═════ SUPPLIED MATERIAL ═════

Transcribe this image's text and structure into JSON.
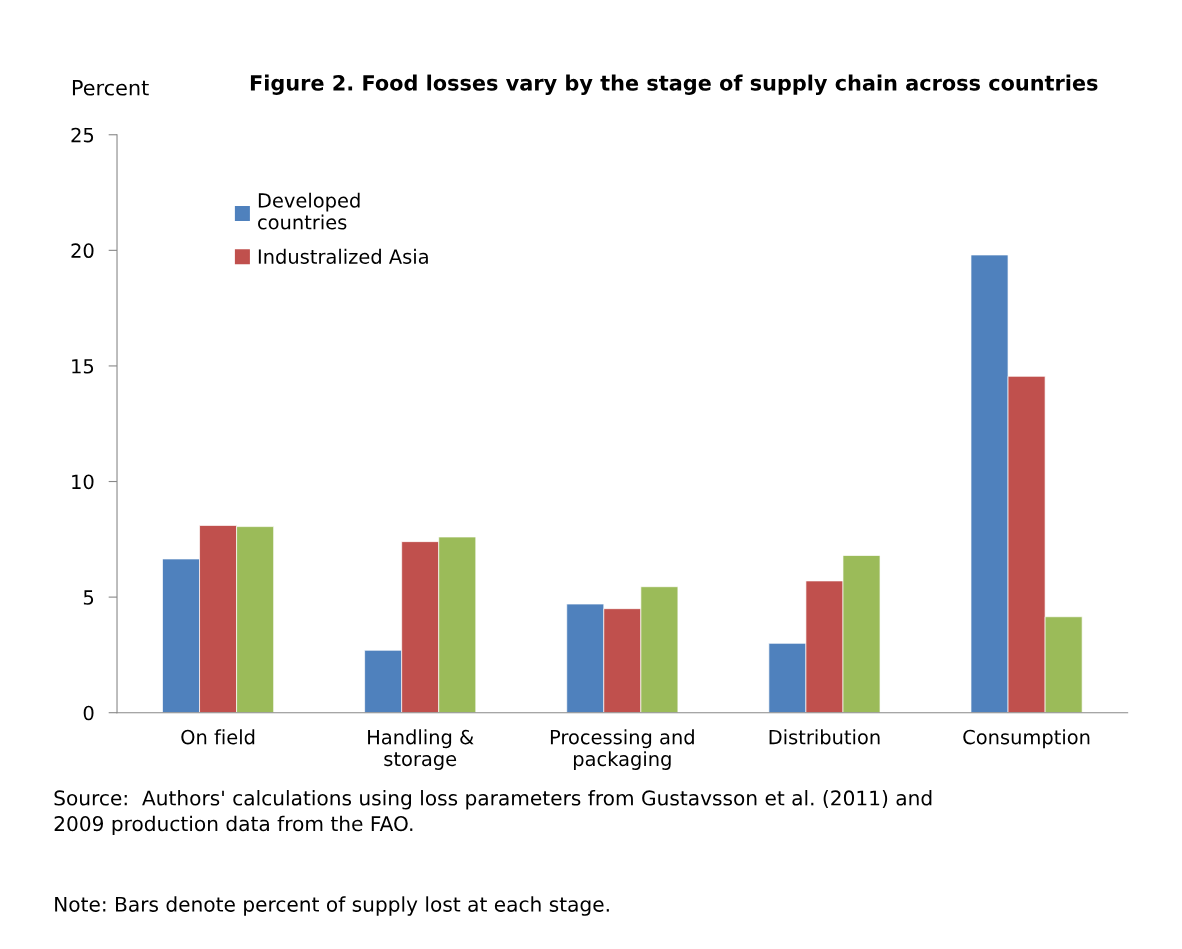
{
  "chart_data": {
    "type": "bar",
    "title": "Figure 2. Food losses vary by the stage of supply chain across countries",
    "ylabel": "Percent",
    "categories": [
      "On field",
      "Handling &\nstorage",
      "Processing and\npackaging",
      "Distribution",
      "Consumption"
    ],
    "series": [
      {
        "name": "Developed\ncountries",
        "color": "#4f81bd",
        "values": [
          6.65,
          2.7,
          4.7,
          3.0,
          19.8
        ]
      },
      {
        "name": "Industralized Asia",
        "color": "#c0504d",
        "values": [
          8.1,
          7.4,
          4.5,
          5.7,
          14.55
        ]
      },
      {
        "color": "#9bbb59",
        "values": [
          8.05,
          7.6,
          5.45,
          6.8,
          4.15
        ]
      }
    ],
    "ylim": [
      0,
      25
    ],
    "yticks": [
      0,
      5,
      10,
      15,
      20,
      25
    ],
    "grid": false,
    "legend": "top left",
    "annotations": [
      "Source:  Authors' calculations using loss parameters from Gustavsson et al. (2011) and\n2009 production data from the FAO.",
      "Note: Bars denote percent of supply lost at each stage."
    ]
  }
}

═════

In the records above, how many lines include "color"? Give that number and nothing more.

3